## YOUR INSTRUCTIONS
Go through the data below. List every line that holds the word "format".

## DATASET ROWS

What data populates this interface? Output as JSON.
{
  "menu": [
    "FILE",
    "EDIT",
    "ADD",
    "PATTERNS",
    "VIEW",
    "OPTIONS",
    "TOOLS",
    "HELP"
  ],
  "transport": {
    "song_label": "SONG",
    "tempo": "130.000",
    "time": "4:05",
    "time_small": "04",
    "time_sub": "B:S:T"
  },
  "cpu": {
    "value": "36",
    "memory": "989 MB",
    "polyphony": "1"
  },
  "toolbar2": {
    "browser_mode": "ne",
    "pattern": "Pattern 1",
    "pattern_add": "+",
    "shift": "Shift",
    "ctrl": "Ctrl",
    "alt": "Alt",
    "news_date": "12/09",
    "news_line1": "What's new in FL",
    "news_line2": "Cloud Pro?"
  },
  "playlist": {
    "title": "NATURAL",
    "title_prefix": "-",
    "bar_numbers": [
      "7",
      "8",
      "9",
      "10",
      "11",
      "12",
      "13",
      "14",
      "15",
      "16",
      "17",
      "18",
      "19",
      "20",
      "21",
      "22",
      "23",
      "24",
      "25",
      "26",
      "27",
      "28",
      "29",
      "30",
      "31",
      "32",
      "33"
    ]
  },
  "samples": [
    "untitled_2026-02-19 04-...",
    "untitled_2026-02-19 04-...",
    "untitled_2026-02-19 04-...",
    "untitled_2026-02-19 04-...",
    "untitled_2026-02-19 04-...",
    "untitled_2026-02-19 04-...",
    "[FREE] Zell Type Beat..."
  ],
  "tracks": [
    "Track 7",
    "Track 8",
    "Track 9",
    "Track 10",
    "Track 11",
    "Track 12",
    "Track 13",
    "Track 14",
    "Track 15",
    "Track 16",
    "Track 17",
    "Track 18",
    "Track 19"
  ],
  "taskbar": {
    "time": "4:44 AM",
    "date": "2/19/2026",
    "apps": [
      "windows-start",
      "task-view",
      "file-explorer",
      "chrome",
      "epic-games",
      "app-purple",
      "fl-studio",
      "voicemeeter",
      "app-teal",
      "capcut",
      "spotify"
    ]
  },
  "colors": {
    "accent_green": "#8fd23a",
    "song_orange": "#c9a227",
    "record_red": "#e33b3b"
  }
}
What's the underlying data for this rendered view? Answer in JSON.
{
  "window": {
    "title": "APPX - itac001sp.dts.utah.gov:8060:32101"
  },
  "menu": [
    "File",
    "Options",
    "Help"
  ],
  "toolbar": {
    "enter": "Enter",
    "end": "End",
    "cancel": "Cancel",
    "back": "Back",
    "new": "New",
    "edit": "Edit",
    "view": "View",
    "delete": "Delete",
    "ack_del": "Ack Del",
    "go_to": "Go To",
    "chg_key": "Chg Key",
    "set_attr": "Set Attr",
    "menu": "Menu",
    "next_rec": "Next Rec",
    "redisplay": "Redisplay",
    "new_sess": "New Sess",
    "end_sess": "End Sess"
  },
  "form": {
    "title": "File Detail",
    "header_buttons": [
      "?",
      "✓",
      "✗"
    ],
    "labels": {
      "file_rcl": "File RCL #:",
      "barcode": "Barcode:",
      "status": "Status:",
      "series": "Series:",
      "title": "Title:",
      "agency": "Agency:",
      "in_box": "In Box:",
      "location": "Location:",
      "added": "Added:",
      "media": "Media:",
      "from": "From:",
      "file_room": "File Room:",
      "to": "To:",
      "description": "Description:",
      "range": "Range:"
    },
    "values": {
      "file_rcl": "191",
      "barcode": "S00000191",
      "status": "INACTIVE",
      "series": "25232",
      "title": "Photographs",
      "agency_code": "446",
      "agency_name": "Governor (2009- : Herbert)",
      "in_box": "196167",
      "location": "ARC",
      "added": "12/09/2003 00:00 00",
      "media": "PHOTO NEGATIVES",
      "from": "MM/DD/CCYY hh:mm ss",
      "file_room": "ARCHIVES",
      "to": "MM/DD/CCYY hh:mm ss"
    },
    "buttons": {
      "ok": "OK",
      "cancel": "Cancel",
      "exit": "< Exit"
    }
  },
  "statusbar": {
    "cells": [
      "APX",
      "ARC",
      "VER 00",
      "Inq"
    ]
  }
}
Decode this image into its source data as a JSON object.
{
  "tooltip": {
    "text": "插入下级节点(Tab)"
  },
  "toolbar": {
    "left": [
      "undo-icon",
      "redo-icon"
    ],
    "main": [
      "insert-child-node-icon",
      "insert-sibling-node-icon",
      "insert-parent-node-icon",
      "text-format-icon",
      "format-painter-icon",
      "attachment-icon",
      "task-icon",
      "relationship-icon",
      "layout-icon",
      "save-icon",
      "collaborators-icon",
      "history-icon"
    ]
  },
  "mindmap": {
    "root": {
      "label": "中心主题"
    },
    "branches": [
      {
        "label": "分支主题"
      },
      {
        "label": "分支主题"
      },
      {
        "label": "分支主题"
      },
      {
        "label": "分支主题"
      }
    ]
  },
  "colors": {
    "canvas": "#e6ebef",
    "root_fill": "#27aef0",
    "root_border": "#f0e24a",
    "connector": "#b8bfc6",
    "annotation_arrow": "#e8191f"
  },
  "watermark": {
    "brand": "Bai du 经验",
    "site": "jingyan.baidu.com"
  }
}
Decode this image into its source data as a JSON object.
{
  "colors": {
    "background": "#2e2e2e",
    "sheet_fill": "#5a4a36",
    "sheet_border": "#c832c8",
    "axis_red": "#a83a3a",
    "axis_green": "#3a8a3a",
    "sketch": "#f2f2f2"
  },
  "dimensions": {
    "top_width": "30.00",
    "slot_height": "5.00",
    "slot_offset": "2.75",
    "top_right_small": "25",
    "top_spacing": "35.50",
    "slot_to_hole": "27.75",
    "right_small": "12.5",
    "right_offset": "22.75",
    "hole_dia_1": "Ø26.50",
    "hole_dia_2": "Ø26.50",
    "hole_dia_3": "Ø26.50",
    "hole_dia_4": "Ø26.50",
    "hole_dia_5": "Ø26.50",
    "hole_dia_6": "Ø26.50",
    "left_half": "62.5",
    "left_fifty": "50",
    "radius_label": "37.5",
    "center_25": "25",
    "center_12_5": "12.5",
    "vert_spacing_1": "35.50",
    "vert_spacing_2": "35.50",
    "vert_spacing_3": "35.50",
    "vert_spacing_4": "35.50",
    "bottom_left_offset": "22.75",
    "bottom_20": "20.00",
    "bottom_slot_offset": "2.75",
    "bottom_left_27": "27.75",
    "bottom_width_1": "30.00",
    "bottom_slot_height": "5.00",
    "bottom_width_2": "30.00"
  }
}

## RESPONSE TO THIS EXERCISE
      "text-format-icon",
      "format-painter-icon",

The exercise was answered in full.